* begin Data in this exercise *

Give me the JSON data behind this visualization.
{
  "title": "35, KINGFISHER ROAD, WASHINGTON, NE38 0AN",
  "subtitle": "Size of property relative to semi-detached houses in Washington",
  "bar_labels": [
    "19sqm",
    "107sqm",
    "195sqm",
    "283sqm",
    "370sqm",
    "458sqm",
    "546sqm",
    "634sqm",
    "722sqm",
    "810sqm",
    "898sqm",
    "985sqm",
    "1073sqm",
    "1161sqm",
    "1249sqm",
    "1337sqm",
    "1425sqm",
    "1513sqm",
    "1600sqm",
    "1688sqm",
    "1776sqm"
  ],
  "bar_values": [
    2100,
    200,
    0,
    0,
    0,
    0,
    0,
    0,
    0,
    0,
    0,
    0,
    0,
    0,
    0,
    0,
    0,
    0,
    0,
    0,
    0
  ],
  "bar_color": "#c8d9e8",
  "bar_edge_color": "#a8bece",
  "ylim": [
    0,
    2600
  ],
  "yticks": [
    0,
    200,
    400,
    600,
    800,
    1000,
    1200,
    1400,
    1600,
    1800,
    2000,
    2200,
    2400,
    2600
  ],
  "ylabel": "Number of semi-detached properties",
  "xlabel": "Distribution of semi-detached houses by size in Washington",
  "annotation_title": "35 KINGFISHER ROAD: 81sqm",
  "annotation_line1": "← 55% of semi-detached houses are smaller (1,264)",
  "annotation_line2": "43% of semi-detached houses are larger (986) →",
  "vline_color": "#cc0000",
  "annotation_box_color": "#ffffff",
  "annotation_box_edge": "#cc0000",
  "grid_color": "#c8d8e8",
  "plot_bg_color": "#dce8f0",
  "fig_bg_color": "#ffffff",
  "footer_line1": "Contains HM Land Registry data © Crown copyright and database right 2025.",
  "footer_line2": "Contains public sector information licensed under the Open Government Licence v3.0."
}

* end Data in this exercise *

Return all the data exactly as given.

**Exercise answer**
Give me the JSON data behind this visualization.
{
  "title": "35, KINGFISHER ROAD, WASHINGTON, NE38 0AN",
  "subtitle": "Size of property relative to semi-detached houses in Washington",
  "bar_labels": [
    "19sqm",
    "107sqm",
    "195sqm",
    "283sqm",
    "370sqm",
    "458sqm",
    "546sqm",
    "634sqm",
    "722sqm",
    "810sqm",
    "898sqm",
    "985sqm",
    "1073sqm",
    "1161sqm",
    "1249sqm",
    "1337sqm",
    "1425sqm",
    "1513sqm",
    "1600sqm",
    "1688sqm",
    "1776sqm"
  ],
  "bar_values": [
    2100,
    200,
    0,
    0,
    0,
    0,
    0,
    0,
    0,
    0,
    0,
    0,
    0,
    0,
    0,
    0,
    0,
    0,
    0,
    0,
    0
  ],
  "bar_color": "#c8d9e8",
  "bar_edge_color": "#a8bece",
  "ylim": [
    0,
    2600
  ],
  "yticks": [
    0,
    200,
    400,
    600,
    800,
    1000,
    1200,
    1400,
    1600,
    1800,
    2000,
    2200,
    2400,
    2600
  ],
  "ylabel": "Number of semi-detached properties",
  "xlabel": "Distribution of semi-detached houses by size in Washington",
  "annotation_title": "35 KINGFISHER ROAD: 81sqm",
  "annotation_line1": "← 55% of semi-detached houses are smaller (1,264)",
  "annotation_line2": "43% of semi-detached houses are larger (986) →",
  "vline_color": "#cc0000",
  "annotation_box_color": "#ffffff",
  "annotation_box_edge": "#cc0000",
  "grid_color": "#c8d8e8",
  "plot_bg_color": "#dce8f0",
  "fig_bg_color": "#ffffff",
  "footer_line1": "Contains HM Land Registry data © Crown copyright and database right 2025.",
  "footer_line2": "Contains public sector information licensed under the Open Government Licence v3.0."
}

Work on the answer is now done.